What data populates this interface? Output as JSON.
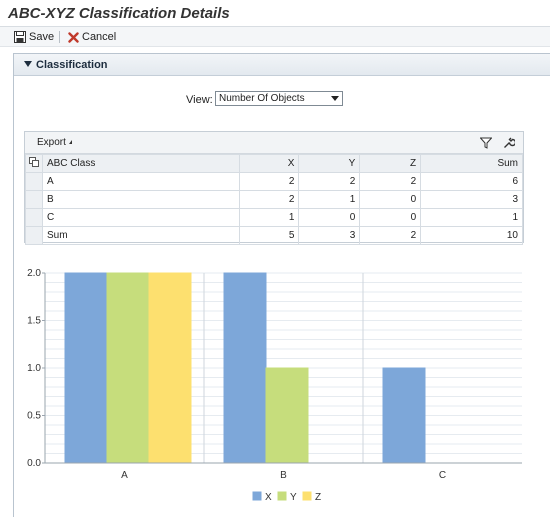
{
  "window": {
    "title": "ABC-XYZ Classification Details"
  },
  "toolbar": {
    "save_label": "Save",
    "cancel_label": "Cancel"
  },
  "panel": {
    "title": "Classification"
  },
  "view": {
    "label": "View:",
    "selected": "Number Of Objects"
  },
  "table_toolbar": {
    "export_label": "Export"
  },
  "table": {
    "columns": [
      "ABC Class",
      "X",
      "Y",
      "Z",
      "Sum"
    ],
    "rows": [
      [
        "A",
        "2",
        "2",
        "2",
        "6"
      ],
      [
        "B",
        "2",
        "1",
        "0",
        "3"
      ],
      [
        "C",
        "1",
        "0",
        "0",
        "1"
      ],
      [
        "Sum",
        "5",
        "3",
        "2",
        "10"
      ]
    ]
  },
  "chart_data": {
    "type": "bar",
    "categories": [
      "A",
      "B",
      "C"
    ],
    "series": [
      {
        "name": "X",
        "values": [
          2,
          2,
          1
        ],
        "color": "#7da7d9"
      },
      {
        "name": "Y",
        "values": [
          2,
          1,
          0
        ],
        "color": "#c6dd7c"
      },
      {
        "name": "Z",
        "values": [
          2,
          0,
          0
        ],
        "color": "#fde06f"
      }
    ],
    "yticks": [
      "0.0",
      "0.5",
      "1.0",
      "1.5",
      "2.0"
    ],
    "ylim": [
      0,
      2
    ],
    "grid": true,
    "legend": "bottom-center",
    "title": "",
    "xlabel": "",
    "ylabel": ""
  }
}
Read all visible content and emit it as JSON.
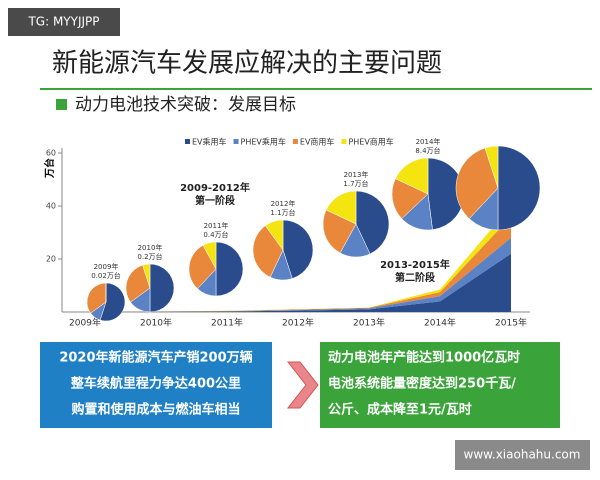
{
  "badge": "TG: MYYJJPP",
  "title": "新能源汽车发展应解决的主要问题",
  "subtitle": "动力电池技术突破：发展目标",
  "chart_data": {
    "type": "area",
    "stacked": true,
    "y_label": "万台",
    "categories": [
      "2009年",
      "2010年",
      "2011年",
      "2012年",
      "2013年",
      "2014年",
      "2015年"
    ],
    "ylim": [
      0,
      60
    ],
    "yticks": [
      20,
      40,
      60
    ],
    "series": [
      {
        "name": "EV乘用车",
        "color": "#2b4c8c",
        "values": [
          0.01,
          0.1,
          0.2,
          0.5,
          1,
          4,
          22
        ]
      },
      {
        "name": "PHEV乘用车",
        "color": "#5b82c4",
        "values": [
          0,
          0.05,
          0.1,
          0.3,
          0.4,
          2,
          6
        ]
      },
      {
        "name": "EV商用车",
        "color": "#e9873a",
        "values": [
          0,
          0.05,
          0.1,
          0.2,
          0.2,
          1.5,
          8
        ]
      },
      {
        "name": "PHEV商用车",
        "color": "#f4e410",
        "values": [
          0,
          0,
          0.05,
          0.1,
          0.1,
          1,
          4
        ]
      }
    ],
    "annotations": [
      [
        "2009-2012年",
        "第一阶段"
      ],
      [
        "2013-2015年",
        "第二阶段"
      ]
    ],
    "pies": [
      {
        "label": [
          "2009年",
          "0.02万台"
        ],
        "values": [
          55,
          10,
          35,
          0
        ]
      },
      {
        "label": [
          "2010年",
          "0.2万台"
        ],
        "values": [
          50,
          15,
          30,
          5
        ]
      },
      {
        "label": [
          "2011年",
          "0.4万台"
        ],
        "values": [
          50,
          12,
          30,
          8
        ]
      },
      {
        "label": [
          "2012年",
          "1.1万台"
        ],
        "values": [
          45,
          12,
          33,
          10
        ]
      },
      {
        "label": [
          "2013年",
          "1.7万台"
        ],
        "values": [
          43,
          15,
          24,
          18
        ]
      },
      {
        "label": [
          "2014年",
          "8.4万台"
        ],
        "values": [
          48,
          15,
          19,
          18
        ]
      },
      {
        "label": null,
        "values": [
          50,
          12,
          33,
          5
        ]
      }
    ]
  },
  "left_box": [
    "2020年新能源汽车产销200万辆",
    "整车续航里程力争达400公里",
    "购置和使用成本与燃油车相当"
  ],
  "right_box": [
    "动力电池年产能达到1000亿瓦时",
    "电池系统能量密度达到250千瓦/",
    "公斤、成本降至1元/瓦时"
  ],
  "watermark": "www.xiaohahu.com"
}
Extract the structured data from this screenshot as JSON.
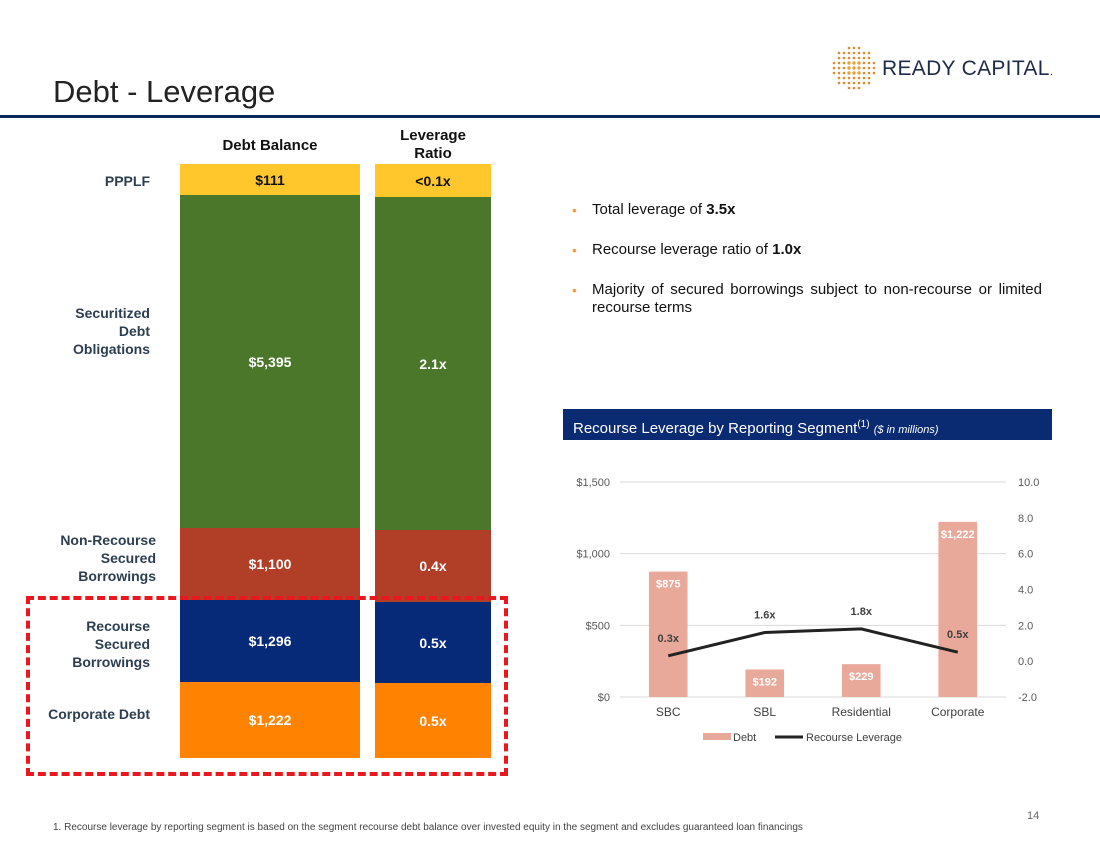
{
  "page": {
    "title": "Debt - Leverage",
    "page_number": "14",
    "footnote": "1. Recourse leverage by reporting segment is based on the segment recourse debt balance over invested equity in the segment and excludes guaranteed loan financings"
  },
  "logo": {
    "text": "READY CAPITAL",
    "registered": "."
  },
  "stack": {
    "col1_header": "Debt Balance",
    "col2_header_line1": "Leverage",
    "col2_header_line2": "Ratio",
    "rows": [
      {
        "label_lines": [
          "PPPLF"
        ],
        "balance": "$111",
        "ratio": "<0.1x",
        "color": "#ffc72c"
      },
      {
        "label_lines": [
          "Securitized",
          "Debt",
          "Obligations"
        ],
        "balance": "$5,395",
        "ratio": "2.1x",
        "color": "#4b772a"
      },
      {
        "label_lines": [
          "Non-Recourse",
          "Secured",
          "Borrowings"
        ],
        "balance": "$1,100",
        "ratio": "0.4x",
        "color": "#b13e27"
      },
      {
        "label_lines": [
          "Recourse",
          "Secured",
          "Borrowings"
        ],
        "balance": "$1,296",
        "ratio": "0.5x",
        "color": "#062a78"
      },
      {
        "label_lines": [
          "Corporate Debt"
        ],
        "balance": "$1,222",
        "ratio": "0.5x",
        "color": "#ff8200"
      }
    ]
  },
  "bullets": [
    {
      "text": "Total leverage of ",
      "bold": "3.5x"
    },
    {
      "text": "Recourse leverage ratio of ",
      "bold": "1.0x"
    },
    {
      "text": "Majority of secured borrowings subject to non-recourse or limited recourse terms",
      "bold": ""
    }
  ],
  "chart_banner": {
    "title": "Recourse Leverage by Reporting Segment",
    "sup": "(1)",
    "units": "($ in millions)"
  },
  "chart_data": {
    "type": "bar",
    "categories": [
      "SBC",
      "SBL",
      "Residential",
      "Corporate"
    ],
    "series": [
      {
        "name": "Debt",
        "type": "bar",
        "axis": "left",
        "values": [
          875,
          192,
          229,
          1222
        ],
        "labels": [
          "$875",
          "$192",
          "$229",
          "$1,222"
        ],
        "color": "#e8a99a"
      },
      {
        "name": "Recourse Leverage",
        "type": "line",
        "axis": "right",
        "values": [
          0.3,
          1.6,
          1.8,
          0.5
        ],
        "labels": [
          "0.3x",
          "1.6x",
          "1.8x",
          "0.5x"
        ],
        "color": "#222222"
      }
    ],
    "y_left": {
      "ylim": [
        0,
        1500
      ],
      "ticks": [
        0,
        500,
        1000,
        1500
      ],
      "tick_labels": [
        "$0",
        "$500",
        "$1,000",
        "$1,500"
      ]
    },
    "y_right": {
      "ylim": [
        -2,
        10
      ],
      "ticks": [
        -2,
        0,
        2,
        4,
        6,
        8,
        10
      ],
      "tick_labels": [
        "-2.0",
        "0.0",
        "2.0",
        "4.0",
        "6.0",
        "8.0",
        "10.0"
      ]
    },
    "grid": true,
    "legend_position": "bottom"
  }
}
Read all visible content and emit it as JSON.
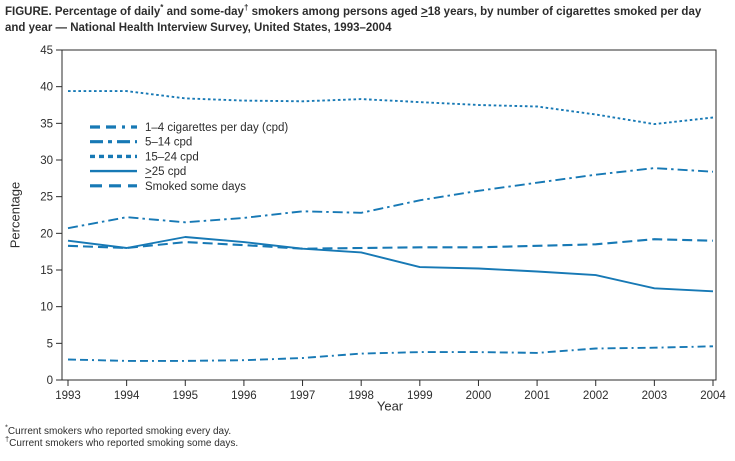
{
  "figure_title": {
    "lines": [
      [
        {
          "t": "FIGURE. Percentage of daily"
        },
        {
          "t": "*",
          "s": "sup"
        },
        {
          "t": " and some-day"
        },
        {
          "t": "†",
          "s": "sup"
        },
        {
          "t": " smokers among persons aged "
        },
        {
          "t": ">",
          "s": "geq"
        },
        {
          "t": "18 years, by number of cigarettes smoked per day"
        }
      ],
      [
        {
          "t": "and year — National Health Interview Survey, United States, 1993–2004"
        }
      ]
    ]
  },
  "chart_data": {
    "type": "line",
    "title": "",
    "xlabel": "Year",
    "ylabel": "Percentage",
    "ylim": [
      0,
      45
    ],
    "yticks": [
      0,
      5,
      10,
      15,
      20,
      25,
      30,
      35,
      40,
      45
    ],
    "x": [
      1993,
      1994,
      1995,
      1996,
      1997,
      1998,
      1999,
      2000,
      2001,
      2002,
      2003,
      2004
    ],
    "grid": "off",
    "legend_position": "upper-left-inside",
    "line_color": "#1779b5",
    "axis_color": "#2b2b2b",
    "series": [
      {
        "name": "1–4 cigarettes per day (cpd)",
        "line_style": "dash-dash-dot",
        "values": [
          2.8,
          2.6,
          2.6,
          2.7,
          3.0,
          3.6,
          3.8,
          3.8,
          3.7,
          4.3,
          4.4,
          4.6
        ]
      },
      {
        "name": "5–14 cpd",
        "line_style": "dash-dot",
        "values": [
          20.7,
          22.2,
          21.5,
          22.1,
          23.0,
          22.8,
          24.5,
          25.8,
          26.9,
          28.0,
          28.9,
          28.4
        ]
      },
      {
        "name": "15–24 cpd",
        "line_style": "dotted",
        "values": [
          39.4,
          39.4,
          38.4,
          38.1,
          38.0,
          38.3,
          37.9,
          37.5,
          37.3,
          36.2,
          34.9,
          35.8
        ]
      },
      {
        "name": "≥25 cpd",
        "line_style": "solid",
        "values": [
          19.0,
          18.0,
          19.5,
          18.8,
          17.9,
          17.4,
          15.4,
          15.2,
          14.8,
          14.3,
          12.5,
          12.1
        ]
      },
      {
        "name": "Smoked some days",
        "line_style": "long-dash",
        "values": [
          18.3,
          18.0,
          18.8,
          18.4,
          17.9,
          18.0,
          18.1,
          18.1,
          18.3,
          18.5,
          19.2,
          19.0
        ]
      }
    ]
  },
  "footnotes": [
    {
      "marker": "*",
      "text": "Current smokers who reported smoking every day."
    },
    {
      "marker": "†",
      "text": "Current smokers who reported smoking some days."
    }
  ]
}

☆ ☆ ☆ ☆ ☆

Work instructions:
Gather from the entries above all lines that include the string "cigarettes".

Full response:
          "t": "18 years, by number of cigarettes smoked per day"
        "name": "1–4 cigarettes per day (cpd)",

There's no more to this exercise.